- **STATED TASK**: Copy all of the records below verbatim.

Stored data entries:
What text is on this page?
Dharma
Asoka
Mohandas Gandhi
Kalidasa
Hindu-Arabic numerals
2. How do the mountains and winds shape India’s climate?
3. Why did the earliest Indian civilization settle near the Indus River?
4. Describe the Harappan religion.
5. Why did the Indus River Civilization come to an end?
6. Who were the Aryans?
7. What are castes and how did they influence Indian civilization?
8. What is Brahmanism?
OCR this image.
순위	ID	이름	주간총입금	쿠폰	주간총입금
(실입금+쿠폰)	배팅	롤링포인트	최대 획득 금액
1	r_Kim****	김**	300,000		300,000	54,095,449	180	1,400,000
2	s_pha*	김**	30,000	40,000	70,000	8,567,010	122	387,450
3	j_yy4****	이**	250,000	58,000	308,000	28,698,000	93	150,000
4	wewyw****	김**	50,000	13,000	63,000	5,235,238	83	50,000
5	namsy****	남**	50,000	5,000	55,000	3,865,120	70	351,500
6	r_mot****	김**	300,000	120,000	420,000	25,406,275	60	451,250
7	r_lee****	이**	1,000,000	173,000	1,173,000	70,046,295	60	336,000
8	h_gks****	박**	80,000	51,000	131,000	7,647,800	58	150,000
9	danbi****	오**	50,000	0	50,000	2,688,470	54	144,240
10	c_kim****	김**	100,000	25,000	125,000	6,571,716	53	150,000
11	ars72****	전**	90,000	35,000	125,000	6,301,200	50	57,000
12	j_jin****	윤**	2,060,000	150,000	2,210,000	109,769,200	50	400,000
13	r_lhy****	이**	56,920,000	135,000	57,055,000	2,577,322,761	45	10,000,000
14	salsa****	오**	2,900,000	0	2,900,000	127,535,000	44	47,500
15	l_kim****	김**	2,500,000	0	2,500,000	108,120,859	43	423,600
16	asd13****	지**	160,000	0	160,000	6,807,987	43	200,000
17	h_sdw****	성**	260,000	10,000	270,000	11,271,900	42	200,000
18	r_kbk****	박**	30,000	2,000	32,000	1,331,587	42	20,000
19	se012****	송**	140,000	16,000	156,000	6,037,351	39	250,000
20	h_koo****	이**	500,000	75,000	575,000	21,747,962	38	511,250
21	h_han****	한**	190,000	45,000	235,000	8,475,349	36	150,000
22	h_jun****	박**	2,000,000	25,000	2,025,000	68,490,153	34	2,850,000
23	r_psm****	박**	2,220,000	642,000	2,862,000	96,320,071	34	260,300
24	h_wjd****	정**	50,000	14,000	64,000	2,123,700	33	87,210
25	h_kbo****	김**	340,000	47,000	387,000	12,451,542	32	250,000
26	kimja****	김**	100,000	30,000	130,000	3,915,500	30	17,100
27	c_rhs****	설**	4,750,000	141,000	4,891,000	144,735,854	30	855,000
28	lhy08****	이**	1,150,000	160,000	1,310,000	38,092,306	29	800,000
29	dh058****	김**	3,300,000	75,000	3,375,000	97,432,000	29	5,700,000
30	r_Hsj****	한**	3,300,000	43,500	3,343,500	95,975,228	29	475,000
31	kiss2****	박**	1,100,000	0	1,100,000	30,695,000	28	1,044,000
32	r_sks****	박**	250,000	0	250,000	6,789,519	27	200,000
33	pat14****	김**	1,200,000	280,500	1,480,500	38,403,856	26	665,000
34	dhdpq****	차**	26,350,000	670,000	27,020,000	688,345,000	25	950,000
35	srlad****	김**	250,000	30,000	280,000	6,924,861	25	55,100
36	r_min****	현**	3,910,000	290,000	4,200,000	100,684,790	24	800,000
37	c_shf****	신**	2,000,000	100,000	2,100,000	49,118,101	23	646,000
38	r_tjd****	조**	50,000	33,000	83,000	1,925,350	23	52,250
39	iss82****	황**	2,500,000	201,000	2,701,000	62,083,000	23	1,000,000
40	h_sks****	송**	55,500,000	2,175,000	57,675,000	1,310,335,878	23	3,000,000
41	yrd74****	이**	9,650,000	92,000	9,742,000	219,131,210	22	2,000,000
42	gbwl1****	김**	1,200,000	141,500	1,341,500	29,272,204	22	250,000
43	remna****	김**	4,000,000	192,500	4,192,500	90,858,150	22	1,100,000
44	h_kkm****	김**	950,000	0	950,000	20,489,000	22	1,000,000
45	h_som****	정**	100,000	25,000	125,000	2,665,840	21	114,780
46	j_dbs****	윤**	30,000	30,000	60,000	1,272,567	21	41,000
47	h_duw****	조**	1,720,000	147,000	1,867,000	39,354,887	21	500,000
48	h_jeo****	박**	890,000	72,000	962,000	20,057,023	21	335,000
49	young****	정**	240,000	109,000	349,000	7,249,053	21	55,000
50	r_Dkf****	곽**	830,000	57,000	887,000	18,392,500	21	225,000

- **SOLUTION TO THIS TASK**:
What text is on this page?
Dharma
Asoka
Mohandas Gandhi
Kalidasa
Hindu-Arabic numerals
2. How do the mountains and winds shape India’s climate?
3. Why did the earliest Indian civilization settle near the Indus River?
4. Describe the Harappan religion.
5. Why did the Indus River Civilization come to an end?
6. Who were the Aryans?
7. What are castes and how did they influence Indian civilization?
8. What is Brahmanism?
OCR this image.
순위	ID	이름	주간총입금	쿠폰	주간총입금
(실입금+쿠폰)	배팅	롤링포인트	최대 획득 금액
1	r_Kim****	김**	300,000		300,000	54,095,449	180	1,400,000
2	s_pha*	김**	30,000	40,000	70,000	8,567,010	122	387,450
3	j_yy4****	이**	250,000	58,000	308,000	28,698,000	93	150,000
4	wewyw****	김**	50,000	13,000	63,000	5,235,238	83	50,000
5	namsy****	남**	50,000	5,000	55,000	3,865,120	70	351,500
6	r_mot****	김**	300,000	120,000	420,000	25,406,275	60	451,250
7	r_lee****	이**	1,000,000	173,000	1,173,000	70,046,295	60	336,000
8	h_gks****	박**	80,000	51,000	131,000	7,647,800	58	150,000
9	danbi****	오**	50,000	0	50,000	2,688,470	54	144,240
10	c_kim****	김**	100,000	25,000	125,000	6,571,716	53	150,000
11	ars72****	전**	90,000	35,000	125,000	6,301,200	50	57,000
12	j_jin****	윤**	2,060,000	150,000	2,210,000	109,769,200	50	400,000
13	r_lhy****	이**	56,920,000	135,000	57,055,000	2,577,322,761	45	10,000,000
14	salsa****	오**	2,900,000	0	2,900,000	127,535,000	44	47,500
15	l_kim****	김**	2,500,000	0	2,500,000	108,120,859	43	423,600
16	asd13****	지**	160,000	0	160,000	6,807,987	43	200,000
17	h_sdw****	성**	260,000	10,000	270,000	11,271,900	42	200,000
18	r_kbk****	박**	30,000	2,000	32,000	1,331,587	42	20,000
19	se012****	송**	140,000	16,000	156,000	6,037,351	39	250,000
20	h_koo****	이**	500,000	75,000	575,000	21,747,962	38	511,250
21	h_han****	한**	190,000	45,000	235,000	8,475,349	36	150,000
22	h_jun****	박**	2,000,000	25,000	2,025,000	68,490,153	34	2,850,000
23	r_psm****	박**	2,220,000	642,000	2,862,000	96,320,071	34	260,300
24	h_wjd****	정**	50,000	14,000	64,000	2,123,700	33	87,210
25	h_kbo****	김**	340,000	47,000	387,000	12,451,542	32	250,000
26	kimja****	김**	100,000	30,000	130,000	3,915,500	30	17,100
27	c_rhs****	설**	4,750,000	141,000	4,891,000	144,735,854	30	855,000
28	lhy08****	이**	1,150,000	160,000	1,310,000	38,092,306	29	800,000
29	dh058****	김**	3,300,000	75,000	3,375,000	97,432,000	29	5,700,000
30	r_Hsj****	한**	3,300,000	43,500	3,343,500	95,975,228	29	475,000
31	kiss2****	박**	1,100,000	0	1,100,000	30,695,000	28	1,044,000
32	r_sks****	박**	250,000	0	250,000	6,789,519	27	200,000
33	pat14****	김**	1,200,000	280,500	1,480,500	38,403,856	26	665,000
34	dhdpq****	차**	26,350,000	670,000	27,020,000	688,345,000	25	950,000
35	srlad****	김**	250,000	30,000	280,000	6,924,861	25	55,100
36	r_min****	현**	3,910,000	290,000	4,200,000	100,684,790	24	800,000
37	c_shf****	신**	2,000,000	100,000	2,100,000	49,118,101	23	646,000
38	r_tjd****	조**	50,000	33,000	83,000	1,925,350	23	52,250
39	iss82****	황**	2,500,000	201,000	2,701,000	62,083,000	23	1,000,000
40	h_sks****	송**	55,500,000	2,175,000	57,675,000	1,310,335,878	23	3,000,000
41	yrd74****	이**	9,650,000	92,000	9,742,000	219,131,210	22	2,000,000
42	gbwl1****	김**	1,200,000	141,500	1,341,500	29,272,204	22	250,000
43	remna****	김**	4,000,000	192,500	4,192,500	90,858,150	22	1,100,000
44	h_kkm****	김**	950,000	0	950,000	20,489,000	22	1,000,000
45	h_som****	정**	100,000	25,000	125,000	2,665,840	21	114,780
46	j_dbs****	윤**	30,000	30,000	60,000	1,272,567	21	41,000
47	h_duw****	조**	1,720,000	147,000	1,867,000	39,354,887	21	500,000
48	h_jeo****	박**	890,000	72,000	962,000	20,057,023	21	335,000
49	young****	정**	240,000	109,000	349,000	7,249,053	21	55,000
50	r_Dkf****	곽**	830,000	57,000	887,000	18,392,500	21	225,000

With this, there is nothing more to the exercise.